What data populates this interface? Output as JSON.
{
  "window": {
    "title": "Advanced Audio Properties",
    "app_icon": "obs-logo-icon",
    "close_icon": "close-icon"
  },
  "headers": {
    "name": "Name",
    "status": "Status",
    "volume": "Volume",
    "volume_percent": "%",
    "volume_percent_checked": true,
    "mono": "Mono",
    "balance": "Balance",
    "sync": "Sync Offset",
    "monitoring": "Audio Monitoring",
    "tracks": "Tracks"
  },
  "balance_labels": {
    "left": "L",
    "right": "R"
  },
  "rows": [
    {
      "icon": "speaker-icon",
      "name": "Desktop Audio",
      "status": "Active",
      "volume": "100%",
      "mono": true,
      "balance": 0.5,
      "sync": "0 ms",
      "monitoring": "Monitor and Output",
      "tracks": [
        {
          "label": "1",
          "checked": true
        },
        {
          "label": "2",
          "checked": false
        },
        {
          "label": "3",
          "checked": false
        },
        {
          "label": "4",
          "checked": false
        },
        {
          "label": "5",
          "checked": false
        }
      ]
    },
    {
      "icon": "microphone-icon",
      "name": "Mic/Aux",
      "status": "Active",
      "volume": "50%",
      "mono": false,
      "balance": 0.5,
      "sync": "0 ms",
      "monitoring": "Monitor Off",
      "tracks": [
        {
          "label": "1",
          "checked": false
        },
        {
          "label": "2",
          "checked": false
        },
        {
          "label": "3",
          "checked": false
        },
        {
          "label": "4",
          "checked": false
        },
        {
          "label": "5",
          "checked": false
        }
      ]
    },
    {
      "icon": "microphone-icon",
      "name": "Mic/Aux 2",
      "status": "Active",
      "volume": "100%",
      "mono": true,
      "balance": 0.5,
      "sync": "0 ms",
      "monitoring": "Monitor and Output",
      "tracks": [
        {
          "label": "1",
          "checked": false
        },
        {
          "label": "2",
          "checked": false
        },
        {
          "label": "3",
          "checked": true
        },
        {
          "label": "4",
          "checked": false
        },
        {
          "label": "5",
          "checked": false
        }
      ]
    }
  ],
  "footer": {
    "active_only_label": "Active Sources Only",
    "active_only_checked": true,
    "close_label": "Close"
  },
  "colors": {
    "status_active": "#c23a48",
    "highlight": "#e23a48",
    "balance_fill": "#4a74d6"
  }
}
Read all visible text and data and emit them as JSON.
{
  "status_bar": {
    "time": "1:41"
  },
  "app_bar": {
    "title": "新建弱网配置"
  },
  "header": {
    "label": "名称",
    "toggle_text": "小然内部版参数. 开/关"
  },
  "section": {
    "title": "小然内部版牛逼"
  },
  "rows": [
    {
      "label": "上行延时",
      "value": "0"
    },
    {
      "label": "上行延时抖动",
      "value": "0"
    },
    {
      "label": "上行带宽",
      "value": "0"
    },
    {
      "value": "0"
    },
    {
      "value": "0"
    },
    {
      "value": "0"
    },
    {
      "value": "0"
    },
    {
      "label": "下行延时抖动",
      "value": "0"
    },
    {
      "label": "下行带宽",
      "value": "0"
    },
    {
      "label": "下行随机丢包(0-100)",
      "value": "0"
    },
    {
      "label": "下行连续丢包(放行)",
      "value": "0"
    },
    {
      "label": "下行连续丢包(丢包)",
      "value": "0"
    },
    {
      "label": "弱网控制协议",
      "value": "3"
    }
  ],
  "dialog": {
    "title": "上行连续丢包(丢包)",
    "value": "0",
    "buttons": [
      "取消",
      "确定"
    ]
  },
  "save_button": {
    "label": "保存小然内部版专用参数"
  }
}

+-------+

Set exercise:
Count every line of the records that holds "name". State the number, nothing else.

Finished answer:
4